>> BEGIN Dataset records
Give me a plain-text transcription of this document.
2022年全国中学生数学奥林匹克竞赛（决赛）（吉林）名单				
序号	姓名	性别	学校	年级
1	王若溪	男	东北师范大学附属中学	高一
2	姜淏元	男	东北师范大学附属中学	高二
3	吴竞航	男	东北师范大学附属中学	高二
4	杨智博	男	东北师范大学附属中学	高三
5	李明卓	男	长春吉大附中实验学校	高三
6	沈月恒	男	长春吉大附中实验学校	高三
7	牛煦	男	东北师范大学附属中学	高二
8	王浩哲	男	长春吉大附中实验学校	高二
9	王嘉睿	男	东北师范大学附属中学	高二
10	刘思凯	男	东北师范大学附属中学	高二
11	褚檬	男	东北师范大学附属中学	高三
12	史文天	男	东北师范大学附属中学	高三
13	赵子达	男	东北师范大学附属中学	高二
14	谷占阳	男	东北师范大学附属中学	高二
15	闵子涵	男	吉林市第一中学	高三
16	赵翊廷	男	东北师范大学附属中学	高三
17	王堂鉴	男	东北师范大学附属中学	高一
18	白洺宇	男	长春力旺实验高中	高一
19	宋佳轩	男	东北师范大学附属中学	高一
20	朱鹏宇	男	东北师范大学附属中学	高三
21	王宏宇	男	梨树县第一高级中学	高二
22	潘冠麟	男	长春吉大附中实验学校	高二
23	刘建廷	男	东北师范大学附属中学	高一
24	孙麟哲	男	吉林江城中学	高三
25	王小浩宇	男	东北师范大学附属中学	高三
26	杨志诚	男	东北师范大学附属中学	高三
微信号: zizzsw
>> END Dataset records
▶ **What you will do**
Extract each record, keeping it identical to the original.

▶ **Right answer**
Give me a plain-text transcription of this document.
2022年全国中学生数学奥林匹克竞赛（决赛）（吉林）名单				
序号	姓名	性别	学校	年级
1	王若溪	男	东北师范大学附属中学	高一
2	姜淏元	男	东北师范大学附属中学	高二
3	吴竞航	男	东北师范大学附属中学	高二
4	杨智博	男	东北师范大学附属中学	高三
5	李明卓	男	长春吉大附中实验学校	高三
6	沈月恒	男	长春吉大附中实验学校	高三
7	牛煦	男	东北师范大学附属中学	高二
8	王浩哲	男	长春吉大附中实验学校	高二
9	王嘉睿	男	东北师范大学附属中学	高二
10	刘思凯	男	东北师范大学附属中学	高二
11	褚檬	男	东北师范大学附属中学	高三
12	史文天	男	东北师范大学附属中学	高三
13	赵子达	男	东北师范大学附属中学	高二
14	谷占阳	男	东北师范大学附属中学	高二
15	闵子涵	男	吉林市第一中学	高三
16	赵翊廷	男	东北师范大学附属中学	高三
17	王堂鉴	男	东北师范大学附属中学	高一
18	白洺宇	男	长春力旺实验高中	高一
19	宋佳轩	男	东北师范大学附属中学	高一
20	朱鹏宇	男	东北师范大学附属中学	高三
21	王宏宇	男	梨树县第一高级中学	高二
22	潘冠麟	男	长春吉大附中实验学校	高二
23	刘建廷	男	东北师范大学附属中学	高一
24	孙麟哲	男	吉林江城中学	高三
25	王小浩宇	男	东北师范大学附属中学	高三
26	杨志诚	男	东北师范大学附属中学	高三
微信号: zizzsw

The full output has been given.